Everything You Need to Know about Cortisol Excess
Cortisol is an important hormone in our body during stressful situations. It provides the necessary energy to be able to confront them. However, its excess can be harmful.
Have you ever heard of excess cortisol? It’s a surge that aided our human ancestors whenever they had to flee from danger. However, the role of stress no longer serves the same purpose and neither does the function of this hormone.
Cortisol is produced and secreted by the glands located above each kidney — adrenal glands. The brain sends a signal to these glands to release cortisol when the body needs more energy to perform certain tasks under stressful situations.
We all have certain levels of cortisol in the blood and these depend on the situations we face. However, excess cortisol can be detrimental to our health.
Cortisol is the stress hormone the body secretes every time we go through a stressful situation, such as a prolonged fast or when fleeing from danger.
Furthermore, cortisol is a hyperglycemic hormone. That is, it forces the body to produce and release glucose. Once in the blood, the tissues can use the sugar for the production of the energy they require under stress.
The ultimate goal of cortisol is to produce more energy for the body. In addition, cortisol plays a role in the balance of water and minerals in the body, as well as in blood pressure levels.

⁂

Activity 1
Repeat the stretch of the cortisol text from "Furthermore, cortisol is" through "blood pressure levels.".
Activity 2
Answer these questions from the cortisol text:
(a) Which glands produce and secrete cortisol?
(b) What does cortisol force the body to produce and release, as a hyperglycemic hormone?
(c) Besides producing energy, what two things does cortisol play a role in?
The records that follow are separate from the cortisol text.

⁂

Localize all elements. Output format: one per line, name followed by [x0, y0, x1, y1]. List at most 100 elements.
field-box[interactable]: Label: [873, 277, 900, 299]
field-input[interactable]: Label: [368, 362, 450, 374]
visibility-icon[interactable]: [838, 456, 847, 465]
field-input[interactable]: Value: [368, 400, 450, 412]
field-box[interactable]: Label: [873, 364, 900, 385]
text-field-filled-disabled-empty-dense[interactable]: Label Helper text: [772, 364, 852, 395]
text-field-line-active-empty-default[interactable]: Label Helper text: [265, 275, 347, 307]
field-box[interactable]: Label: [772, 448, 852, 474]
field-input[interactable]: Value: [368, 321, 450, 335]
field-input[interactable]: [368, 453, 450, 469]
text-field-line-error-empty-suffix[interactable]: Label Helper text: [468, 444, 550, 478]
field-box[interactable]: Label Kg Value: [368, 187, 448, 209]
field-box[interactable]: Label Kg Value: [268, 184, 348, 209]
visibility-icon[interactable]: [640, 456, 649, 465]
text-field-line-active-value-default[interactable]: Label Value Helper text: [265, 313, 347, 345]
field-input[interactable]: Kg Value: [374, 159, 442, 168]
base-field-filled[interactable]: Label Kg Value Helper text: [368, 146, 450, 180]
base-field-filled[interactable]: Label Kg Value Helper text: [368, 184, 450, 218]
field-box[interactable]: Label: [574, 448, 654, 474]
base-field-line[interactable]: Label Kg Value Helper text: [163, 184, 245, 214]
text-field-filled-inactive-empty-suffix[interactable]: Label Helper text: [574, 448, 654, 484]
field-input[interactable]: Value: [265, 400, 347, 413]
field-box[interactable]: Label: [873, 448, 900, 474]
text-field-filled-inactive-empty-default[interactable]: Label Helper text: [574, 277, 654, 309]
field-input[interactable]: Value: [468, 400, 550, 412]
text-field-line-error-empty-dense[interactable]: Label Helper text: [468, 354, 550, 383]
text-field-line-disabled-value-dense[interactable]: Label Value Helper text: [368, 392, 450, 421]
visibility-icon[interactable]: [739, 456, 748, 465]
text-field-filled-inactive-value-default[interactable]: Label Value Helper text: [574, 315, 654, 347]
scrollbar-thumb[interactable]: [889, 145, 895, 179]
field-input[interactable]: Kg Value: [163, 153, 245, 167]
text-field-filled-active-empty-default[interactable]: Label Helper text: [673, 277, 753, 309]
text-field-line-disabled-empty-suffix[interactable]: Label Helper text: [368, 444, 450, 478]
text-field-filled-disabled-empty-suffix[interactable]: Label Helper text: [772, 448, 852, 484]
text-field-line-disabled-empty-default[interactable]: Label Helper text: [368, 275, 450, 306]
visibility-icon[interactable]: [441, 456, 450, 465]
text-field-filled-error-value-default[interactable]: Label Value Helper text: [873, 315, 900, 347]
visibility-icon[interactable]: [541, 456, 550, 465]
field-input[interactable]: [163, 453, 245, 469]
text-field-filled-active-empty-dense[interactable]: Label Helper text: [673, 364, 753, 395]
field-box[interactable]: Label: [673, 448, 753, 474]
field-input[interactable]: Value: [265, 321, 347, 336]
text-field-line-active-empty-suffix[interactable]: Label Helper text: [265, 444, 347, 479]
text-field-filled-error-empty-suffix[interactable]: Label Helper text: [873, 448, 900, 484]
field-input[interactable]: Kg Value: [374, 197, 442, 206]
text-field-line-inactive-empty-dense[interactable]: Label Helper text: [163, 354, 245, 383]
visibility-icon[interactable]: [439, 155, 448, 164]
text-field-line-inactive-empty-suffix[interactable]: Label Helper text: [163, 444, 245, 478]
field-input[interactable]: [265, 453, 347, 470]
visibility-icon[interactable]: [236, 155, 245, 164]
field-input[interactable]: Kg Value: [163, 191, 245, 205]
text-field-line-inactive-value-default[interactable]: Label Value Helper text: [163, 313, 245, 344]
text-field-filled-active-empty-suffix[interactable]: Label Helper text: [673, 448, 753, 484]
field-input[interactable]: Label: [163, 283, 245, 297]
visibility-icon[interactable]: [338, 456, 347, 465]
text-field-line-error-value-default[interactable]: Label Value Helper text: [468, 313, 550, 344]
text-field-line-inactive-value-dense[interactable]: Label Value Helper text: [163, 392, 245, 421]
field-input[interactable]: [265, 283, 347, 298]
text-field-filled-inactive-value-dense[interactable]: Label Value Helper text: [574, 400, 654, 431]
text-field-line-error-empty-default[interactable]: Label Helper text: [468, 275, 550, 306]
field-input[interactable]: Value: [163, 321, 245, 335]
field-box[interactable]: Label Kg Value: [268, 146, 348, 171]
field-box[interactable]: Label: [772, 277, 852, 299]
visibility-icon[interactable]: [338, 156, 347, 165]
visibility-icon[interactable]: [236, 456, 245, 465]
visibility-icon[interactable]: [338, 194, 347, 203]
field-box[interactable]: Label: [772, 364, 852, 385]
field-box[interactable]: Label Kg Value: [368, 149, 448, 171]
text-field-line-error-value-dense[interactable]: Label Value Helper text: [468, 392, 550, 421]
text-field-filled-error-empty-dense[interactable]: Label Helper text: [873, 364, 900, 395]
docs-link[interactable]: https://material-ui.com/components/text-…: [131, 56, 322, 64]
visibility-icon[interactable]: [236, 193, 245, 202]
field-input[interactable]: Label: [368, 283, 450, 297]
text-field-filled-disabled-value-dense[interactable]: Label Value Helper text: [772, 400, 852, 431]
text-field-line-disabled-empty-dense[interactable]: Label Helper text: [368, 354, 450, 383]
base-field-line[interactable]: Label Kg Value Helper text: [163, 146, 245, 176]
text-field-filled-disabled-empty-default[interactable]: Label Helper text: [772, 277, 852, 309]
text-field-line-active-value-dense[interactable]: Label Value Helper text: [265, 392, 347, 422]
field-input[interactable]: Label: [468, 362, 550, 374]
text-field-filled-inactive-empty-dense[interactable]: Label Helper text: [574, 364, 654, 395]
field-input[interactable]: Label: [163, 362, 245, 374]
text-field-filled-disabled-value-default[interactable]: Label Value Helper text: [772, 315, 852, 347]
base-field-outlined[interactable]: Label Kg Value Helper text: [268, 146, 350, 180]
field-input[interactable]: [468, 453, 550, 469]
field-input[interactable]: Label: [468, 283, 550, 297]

⁂

Exercise output 1
Furthermore, cortisol is a hyperglycemic hormone. That is, it forces the body to produce and release glucose. Once in the blood, the tissues can use the sugar for the production of the energy they require under stress.
The ultimate goal of cortisol is to produce more energy for the body. In addition, cortisol plays a role in the balance of water and minerals in the body, as well as in blood pressure levels.

Exercise output 2
(a) The adrenal glands, located above each kidney.
(b) Glucose.
(c) The balance of water and minerals in the body, and blood pressure levels.